■ **Exercise materials**:
(begin)

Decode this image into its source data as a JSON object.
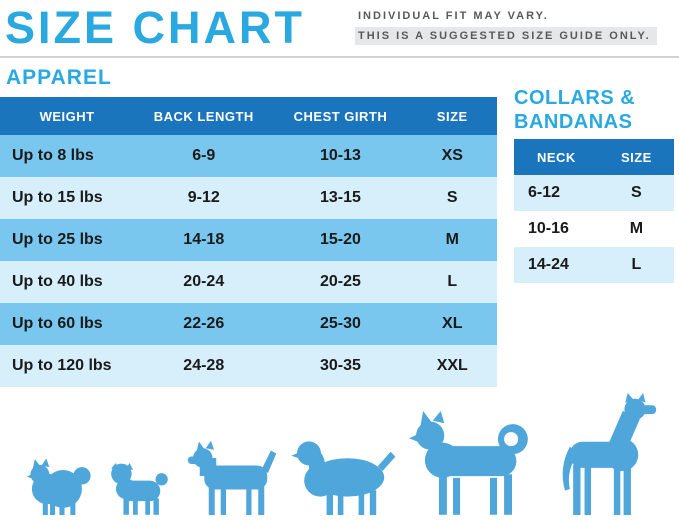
{
  "header": {
    "title": "SIZE CHART",
    "note_line1": "INDIVIDUAL FIT MAY VARY.",
    "note_line2": "THIS IS A SUGGESTED SIZE GUIDE ONLY."
  },
  "apparel": {
    "heading": "APPAREL",
    "columns": [
      "WEIGHT",
      "BACK LENGTH",
      "CHEST GIRTH",
      "SIZE"
    ],
    "rows": [
      [
        "Up to 8 lbs",
        "6-9",
        "10-13",
        "XS"
      ],
      [
        "Up to 15 lbs",
        "9-12",
        "13-15",
        "S"
      ],
      [
        "Up to 25 lbs",
        "14-18",
        "15-20",
        "M"
      ],
      [
        "Up to 40 lbs",
        "20-24",
        "20-25",
        "L"
      ],
      [
        "Up to 60 lbs",
        "22-26",
        "25-30",
        "XL"
      ],
      [
        "Up to 120 lbs",
        "24-28",
        "30-35",
        "XXL"
      ]
    ]
  },
  "collars": {
    "heading_line1": "COLLARS &",
    "heading_line2": "BANDANAS",
    "columns": [
      "NECK",
      "SIZE"
    ],
    "rows": [
      [
        "6-12",
        "S"
      ],
      [
        "10-16",
        "M"
      ],
      [
        "14-24",
        "L"
      ]
    ]
  },
  "dogs": {
    "icons": [
      "pomeranian-icon",
      "pug-icon",
      "terrier-icon",
      "cocker-spaniel-icon",
      "husky-icon",
      "great-dane-icon"
    ]
  },
  "colors": {
    "accent": "#29A9E0",
    "table_header": "#1B75BC",
    "row_strong": "#79C7EF",
    "row_light": "#D7EEFB",
    "note_text": "#58595B",
    "note_highlight": "#E6E7E8",
    "body_text": "#1A1A1A",
    "divider": "#CFD1D2",
    "dog": "#4EA6DB"
  }
}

(end)

■ **Aim**: Repeat the material above verbatim. Leave the pictures behind.

■ **Final result**:
Decode this image into its source data as a JSON object.
{
  "header": {
    "title": "SIZE CHART",
    "note_line1": "INDIVIDUAL FIT MAY VARY.",
    "note_line2": "THIS IS A SUGGESTED SIZE GUIDE ONLY."
  },
  "apparel": {
    "heading": "APPAREL",
    "columns": [
      "WEIGHT",
      "BACK LENGTH",
      "CHEST GIRTH",
      "SIZE"
    ],
    "rows": [
      [
        "Up to 8 lbs",
        "6-9",
        "10-13",
        "XS"
      ],
      [
        "Up to 15 lbs",
        "9-12",
        "13-15",
        "S"
      ],
      [
        "Up to 25 lbs",
        "14-18",
        "15-20",
        "M"
      ],
      [
        "Up to 40 lbs",
        "20-24",
        "20-25",
        "L"
      ],
      [
        "Up to 60 lbs",
        "22-26",
        "25-30",
        "XL"
      ],
      [
        "Up to 120 lbs",
        "24-28",
        "30-35",
        "XXL"
      ]
    ]
  },
  "collars": {
    "heading_line1": "COLLARS &",
    "heading_line2": "BANDANAS",
    "columns": [
      "NECK",
      "SIZE"
    ],
    "rows": [
      [
        "6-12",
        "S"
      ],
      [
        "10-16",
        "M"
      ],
      [
        "14-24",
        "L"
      ]
    ]
  },
  "dogs": {
    "icons": [
      "pomeranian-icon",
      "pug-icon",
      "terrier-icon",
      "cocker-spaniel-icon",
      "husky-icon",
      "great-dane-icon"
    ]
  },
  "colors": {
    "accent": "#29A9E0",
    "table_header": "#1B75BC",
    "row_strong": "#79C7EF",
    "row_light": "#D7EEFB",
    "note_text": "#58595B",
    "note_highlight": "#E6E7E8",
    "body_text": "#1A1A1A",
    "divider": "#CFD1D2",
    "dog": "#4EA6DB"
  }
}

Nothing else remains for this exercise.